** begin **

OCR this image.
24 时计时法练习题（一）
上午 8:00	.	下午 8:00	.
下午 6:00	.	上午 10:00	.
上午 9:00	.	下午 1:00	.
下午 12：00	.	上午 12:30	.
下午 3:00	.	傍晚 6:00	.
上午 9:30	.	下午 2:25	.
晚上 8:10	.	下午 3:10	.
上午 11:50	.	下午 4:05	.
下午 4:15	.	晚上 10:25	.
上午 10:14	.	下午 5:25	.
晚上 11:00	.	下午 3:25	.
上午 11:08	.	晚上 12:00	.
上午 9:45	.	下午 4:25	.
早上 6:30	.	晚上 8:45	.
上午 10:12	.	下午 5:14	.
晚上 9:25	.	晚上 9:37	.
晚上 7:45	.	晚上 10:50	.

** end **
** begin **

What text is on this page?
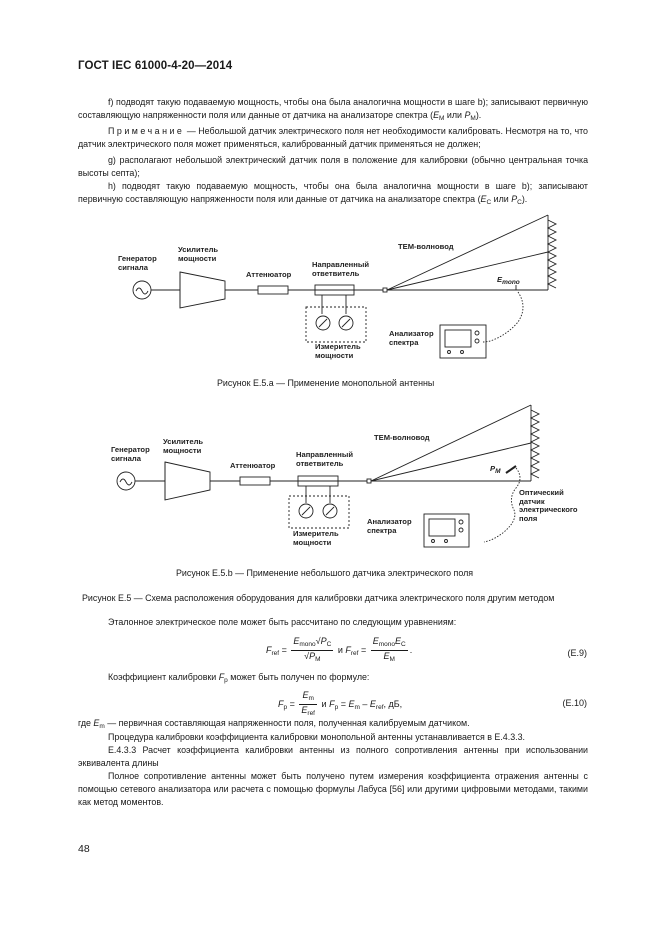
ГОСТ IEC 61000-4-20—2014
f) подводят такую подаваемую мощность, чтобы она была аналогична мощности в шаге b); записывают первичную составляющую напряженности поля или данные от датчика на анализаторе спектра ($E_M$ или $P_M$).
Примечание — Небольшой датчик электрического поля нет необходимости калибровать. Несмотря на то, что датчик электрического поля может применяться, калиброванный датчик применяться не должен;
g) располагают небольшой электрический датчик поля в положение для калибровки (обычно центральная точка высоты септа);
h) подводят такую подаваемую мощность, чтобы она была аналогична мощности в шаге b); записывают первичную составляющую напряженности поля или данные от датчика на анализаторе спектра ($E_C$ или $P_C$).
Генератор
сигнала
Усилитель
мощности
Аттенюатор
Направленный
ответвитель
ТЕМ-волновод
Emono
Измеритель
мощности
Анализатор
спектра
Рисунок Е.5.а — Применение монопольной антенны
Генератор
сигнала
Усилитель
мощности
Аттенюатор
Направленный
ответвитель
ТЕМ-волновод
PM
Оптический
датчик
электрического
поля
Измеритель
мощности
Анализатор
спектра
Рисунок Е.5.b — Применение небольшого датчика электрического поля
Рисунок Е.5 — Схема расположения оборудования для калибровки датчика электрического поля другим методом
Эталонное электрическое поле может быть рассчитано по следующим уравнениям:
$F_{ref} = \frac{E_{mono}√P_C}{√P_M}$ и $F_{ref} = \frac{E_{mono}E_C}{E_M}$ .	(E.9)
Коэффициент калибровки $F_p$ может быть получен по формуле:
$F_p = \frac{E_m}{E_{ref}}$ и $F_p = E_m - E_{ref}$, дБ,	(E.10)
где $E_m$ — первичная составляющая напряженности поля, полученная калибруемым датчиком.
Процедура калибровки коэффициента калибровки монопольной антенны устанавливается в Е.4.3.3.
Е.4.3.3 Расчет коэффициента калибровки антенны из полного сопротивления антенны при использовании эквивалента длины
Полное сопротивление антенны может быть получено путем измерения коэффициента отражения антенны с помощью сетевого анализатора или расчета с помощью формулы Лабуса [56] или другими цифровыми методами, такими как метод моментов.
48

** end **
** begin **

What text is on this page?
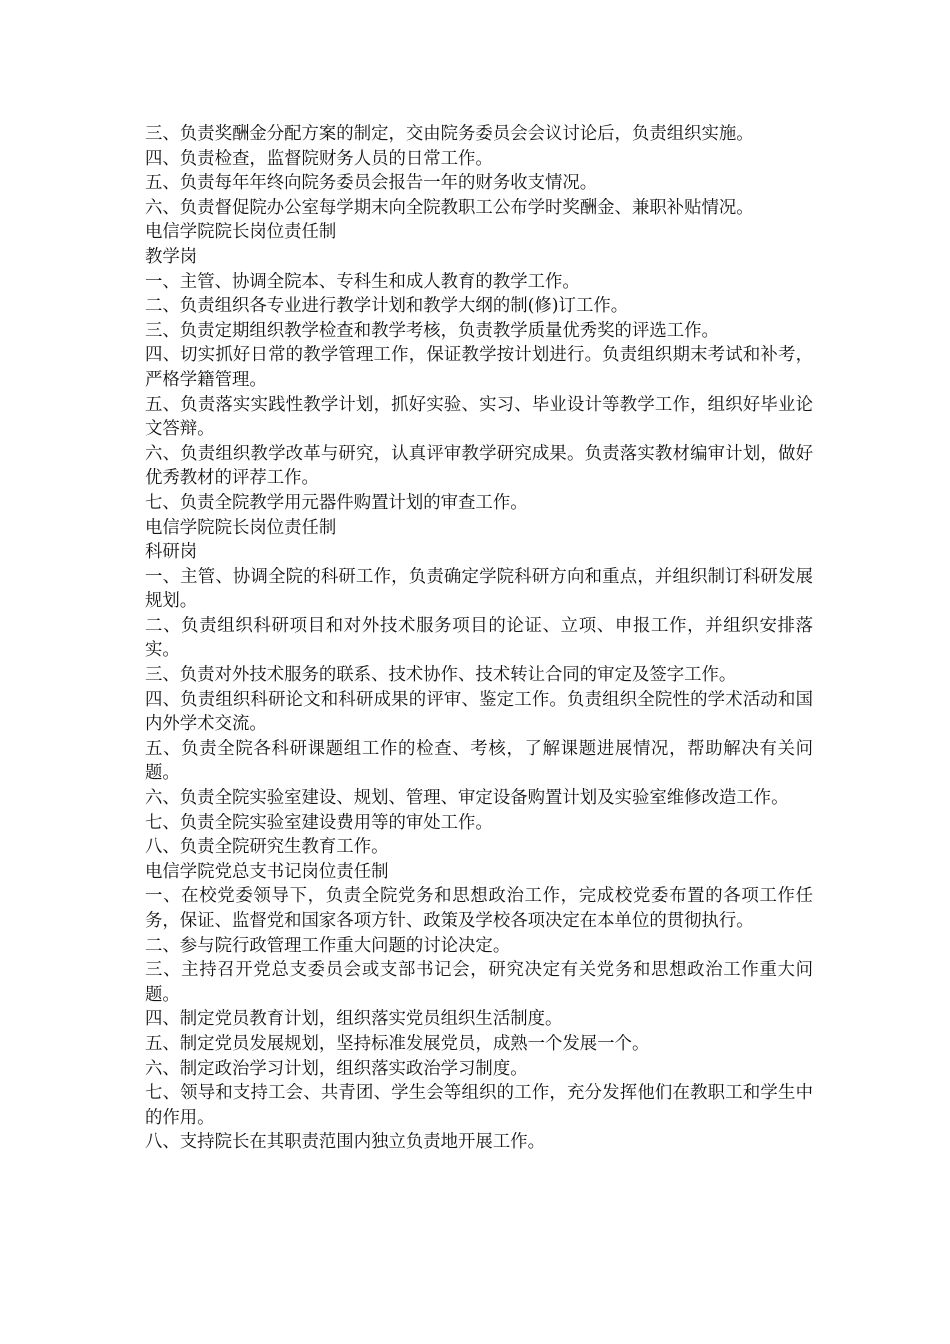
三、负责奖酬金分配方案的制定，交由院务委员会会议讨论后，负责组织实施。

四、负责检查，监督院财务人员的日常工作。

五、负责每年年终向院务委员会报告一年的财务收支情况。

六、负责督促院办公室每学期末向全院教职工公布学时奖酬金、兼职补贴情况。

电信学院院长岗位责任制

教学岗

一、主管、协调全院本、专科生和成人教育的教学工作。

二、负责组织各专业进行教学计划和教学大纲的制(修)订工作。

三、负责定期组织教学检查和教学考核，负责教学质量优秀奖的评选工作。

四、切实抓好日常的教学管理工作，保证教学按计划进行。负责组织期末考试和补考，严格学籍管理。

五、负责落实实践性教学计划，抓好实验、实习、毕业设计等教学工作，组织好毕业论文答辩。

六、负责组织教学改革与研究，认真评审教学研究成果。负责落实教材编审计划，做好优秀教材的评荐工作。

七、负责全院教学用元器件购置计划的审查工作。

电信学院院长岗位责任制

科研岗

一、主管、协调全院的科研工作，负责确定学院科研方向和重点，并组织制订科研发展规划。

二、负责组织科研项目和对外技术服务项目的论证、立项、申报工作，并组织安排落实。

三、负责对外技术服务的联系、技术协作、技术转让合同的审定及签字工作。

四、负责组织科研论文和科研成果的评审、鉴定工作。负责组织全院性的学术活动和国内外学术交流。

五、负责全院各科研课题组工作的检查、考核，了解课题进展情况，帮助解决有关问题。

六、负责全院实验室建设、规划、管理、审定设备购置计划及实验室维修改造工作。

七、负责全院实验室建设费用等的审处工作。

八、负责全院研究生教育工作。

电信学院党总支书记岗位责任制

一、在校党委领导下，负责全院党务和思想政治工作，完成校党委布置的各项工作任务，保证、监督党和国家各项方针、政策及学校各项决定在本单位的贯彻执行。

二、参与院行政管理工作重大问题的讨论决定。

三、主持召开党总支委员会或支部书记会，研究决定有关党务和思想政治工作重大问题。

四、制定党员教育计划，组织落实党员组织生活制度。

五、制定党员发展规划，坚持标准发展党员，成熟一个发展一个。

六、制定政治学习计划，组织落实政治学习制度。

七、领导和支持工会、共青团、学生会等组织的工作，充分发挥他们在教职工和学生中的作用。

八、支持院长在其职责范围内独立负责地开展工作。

** end **

## What the task requires
Return each line among the entries that holds the word "frac".

## Output for this exercise
$F_{ref} = \frac{E_{mono}√P_C}{√P_M}$ и $F_{ref} = \frac{E_{mono}E_C}{E_M}$ .	(E.9)
$F_p = \frac{E_m}{E_{ref}}$ и $F_p = E_m - E_{ref}$, дБ,	(E.10)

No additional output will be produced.